# Start of EXTRACTED MATERIAL

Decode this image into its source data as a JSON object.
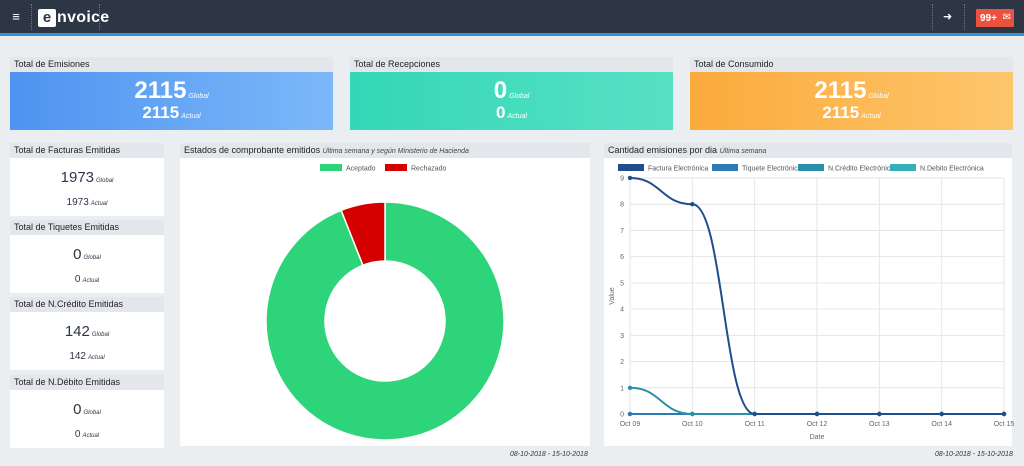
{
  "topbar": {
    "menu_icon": "≡",
    "logo_box": "e",
    "logo_rest": "nvoice",
    "logout_icon": "➜",
    "badge": "99+",
    "mail_icon": "✉"
  },
  "summary": [
    {
      "title": "Total de Emisiones",
      "global": "2115",
      "actual": "2115",
      "global_tag": "Global",
      "actual_tag": "Actual"
    },
    {
      "title": "Total de Recepciones",
      "global": "0",
      "actual": "0",
      "global_tag": "Global",
      "actual_tag": "Actual"
    },
    {
      "title": "Total de Consumido",
      "global": "2115",
      "actual": "2115",
      "global_tag": "Global",
      "actual_tag": "Actual"
    }
  ],
  "left_cards": [
    {
      "title": "Total de Facturas Emitidas",
      "global": "1973",
      "actual": "1973",
      "global_tag": "Global",
      "actual_tag": "Actual"
    },
    {
      "title": "Total de Tiquetes Emitidas",
      "global": "0",
      "actual": "0",
      "global_tag": "Global",
      "actual_tag": "Actual"
    },
    {
      "title": "Total de N.Crédito Emitidas",
      "global": "142",
      "actual": "142",
      "global_tag": "Global",
      "actual_tag": "Actual"
    },
    {
      "title": "Total de N.Débito Emitidas",
      "global": "0",
      "actual": "0",
      "global_tag": "Global",
      "actual_tag": "Actual"
    }
  ],
  "donut_panel": {
    "title": "Estados de comprobante emitidos",
    "subtitle": "Última semana y según Ministerio de Hacienda",
    "footer": "08-10-2018 - 15-10-2018"
  },
  "line_panel": {
    "title": "Cantidad emisiones por dia",
    "subtitle": "Última semana",
    "footer": "08-10-2018 - 15-10-2018"
  },
  "chart_data": [
    {
      "type": "pie",
      "categories": [
        "Aceptado",
        "Rechazado"
      ],
      "values": [
        94,
        6
      ],
      "colors": [
        "#2ed47a",
        "#d40000"
      ],
      "donut": true,
      "legend": "top"
    },
    {
      "type": "line",
      "x": [
        "Oct 09",
        "Oct 10",
        "Oct 11",
        "Oct 12",
        "Oct 13",
        "Oct 14",
        "Oct 15"
      ],
      "xlabel": "Date",
      "ylabel": "Value",
      "ylim": [
        0,
        9
      ],
      "yticks": [
        0,
        1,
        2,
        3,
        4,
        5,
        6,
        7,
        8,
        9
      ],
      "grid": true,
      "legend": "top",
      "series": [
        {
          "name": "Factura Electrónica",
          "color": "#1f4e8c",
          "values": [
            9,
            8,
            0,
            0,
            0,
            0,
            0
          ]
        },
        {
          "name": "Tiquete Electrónico",
          "color": "#2a7bb4",
          "values": [
            0,
            0,
            0,
            0,
            0,
            0,
            0
          ]
        },
        {
          "name": "N.Crédito Electrónica",
          "color": "#2a8fa8",
          "values": [
            1,
            0,
            0,
            0,
            0,
            0,
            0
          ]
        },
        {
          "name": "N.Debito Electrónica",
          "color": "#35b0b8",
          "values": [
            0,
            0,
            0,
            0,
            0,
            0,
            0
          ]
        }
      ]
    }
  ]
}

# End of EXTRACTED MATERIAL

### EXERCISE BRIEF:
Go through the records and copy each line with "Emitidas" in it.

### CORRECT RESPONSE:
      "title": "Total de Facturas Emitidas",
      "title": "Total de Tiquetes Emitidas",
      "title": "Total de N.Crédito Emitidas",
      "title": "Total de N.Débito Emitidas",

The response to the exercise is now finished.